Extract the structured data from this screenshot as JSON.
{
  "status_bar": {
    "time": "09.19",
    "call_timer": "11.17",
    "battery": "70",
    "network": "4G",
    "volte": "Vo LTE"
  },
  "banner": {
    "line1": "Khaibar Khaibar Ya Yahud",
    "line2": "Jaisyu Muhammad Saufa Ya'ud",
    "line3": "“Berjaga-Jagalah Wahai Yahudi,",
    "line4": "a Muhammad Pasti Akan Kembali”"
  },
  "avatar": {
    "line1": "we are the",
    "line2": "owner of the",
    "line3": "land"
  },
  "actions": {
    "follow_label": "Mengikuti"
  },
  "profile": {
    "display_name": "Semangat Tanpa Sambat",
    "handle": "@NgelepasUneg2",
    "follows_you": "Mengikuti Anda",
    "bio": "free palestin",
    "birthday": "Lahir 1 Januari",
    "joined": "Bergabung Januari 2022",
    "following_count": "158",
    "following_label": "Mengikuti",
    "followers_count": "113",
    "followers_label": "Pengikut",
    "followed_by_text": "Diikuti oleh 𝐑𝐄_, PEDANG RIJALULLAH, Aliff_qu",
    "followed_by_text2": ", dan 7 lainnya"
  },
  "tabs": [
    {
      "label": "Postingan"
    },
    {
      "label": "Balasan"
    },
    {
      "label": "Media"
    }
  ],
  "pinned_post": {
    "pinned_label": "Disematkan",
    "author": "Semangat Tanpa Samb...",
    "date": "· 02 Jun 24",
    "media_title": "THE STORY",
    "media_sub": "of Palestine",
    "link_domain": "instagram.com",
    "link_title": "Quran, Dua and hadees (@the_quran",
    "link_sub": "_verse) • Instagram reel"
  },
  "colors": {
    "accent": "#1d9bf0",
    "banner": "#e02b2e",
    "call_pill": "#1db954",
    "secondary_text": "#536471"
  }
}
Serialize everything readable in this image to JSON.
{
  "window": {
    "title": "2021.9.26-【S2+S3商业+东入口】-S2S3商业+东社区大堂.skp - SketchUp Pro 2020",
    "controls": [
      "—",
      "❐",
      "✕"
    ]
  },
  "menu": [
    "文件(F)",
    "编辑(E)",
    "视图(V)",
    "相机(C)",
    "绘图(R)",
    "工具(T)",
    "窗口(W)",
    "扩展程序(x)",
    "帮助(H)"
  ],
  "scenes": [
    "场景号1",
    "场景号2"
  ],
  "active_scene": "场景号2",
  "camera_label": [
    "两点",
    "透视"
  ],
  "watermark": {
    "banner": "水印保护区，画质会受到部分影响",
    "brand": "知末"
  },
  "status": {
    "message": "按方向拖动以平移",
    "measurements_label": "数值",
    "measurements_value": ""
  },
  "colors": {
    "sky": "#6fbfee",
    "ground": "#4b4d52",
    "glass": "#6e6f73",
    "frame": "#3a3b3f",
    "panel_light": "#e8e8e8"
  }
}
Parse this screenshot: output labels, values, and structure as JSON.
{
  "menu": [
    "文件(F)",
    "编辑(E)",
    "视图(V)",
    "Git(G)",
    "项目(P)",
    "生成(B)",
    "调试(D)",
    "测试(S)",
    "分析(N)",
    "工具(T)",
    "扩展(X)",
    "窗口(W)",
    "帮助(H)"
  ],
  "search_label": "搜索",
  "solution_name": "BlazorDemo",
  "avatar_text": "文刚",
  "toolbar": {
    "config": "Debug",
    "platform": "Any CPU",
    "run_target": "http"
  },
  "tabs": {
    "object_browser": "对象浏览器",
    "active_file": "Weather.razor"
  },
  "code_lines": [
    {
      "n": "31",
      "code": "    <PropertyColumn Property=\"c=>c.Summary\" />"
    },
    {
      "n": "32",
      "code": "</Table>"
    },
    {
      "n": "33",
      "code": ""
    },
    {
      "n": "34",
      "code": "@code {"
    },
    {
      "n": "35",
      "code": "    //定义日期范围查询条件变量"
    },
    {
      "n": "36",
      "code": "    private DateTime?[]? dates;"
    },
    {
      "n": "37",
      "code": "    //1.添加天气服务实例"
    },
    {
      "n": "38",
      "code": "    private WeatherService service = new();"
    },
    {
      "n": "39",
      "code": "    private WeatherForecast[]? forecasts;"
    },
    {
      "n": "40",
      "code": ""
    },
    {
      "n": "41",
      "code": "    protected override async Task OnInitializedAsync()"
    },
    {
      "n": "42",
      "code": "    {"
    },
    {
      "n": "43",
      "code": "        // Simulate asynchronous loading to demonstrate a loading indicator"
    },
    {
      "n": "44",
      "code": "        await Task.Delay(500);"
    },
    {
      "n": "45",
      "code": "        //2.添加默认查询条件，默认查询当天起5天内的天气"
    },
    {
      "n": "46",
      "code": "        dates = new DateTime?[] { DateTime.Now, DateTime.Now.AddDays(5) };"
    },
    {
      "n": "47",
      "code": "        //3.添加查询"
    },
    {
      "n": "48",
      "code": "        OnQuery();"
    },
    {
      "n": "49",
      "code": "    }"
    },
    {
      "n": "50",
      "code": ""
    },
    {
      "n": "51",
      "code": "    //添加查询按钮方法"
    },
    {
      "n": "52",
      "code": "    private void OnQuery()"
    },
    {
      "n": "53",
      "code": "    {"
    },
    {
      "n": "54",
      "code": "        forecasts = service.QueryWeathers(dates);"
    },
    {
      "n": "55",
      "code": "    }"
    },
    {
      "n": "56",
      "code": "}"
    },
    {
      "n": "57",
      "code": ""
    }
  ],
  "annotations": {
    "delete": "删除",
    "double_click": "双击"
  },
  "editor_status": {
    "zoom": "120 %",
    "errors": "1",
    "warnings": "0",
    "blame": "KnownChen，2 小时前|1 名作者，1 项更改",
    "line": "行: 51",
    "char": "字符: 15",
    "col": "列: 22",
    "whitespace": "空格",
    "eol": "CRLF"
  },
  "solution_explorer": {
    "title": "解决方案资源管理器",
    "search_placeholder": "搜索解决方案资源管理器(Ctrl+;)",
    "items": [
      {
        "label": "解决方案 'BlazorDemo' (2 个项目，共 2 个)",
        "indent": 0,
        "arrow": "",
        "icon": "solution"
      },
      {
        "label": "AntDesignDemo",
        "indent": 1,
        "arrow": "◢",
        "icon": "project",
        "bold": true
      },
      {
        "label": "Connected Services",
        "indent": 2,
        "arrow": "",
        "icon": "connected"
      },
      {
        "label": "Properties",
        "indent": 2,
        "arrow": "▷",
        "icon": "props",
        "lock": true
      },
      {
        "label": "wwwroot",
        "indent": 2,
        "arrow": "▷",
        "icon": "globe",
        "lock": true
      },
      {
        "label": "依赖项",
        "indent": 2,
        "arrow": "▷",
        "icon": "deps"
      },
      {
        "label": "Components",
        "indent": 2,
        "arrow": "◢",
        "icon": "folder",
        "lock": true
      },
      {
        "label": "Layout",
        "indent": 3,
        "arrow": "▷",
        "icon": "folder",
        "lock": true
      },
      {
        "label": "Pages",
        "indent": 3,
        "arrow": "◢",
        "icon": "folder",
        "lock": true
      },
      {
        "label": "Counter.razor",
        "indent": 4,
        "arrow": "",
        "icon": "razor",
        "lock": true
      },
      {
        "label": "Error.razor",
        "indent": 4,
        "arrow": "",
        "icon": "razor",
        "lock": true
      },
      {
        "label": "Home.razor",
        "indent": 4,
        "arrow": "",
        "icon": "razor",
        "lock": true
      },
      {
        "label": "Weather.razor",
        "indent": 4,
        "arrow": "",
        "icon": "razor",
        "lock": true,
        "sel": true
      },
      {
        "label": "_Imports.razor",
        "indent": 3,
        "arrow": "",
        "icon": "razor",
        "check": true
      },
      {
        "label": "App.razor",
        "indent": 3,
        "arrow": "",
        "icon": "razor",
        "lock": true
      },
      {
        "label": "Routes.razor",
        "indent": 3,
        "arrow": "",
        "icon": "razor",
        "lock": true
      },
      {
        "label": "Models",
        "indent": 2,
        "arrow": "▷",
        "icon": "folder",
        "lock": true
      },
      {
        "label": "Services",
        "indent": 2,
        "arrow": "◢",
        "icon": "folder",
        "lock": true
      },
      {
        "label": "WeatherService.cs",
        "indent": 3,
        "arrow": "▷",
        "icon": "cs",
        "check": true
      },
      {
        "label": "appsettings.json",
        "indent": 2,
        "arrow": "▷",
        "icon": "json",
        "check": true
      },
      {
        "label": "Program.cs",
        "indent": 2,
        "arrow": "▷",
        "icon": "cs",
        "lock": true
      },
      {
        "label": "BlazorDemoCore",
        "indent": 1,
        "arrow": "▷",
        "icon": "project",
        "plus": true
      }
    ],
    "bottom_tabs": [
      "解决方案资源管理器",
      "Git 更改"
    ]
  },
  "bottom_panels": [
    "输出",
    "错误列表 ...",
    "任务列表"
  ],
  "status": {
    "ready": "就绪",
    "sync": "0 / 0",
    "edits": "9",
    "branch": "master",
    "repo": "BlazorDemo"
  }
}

◆ ◆ ◆

### Problem statement
Your answer should be a single number: how many lines of the material contain the word "banner".

### Exercise solution
3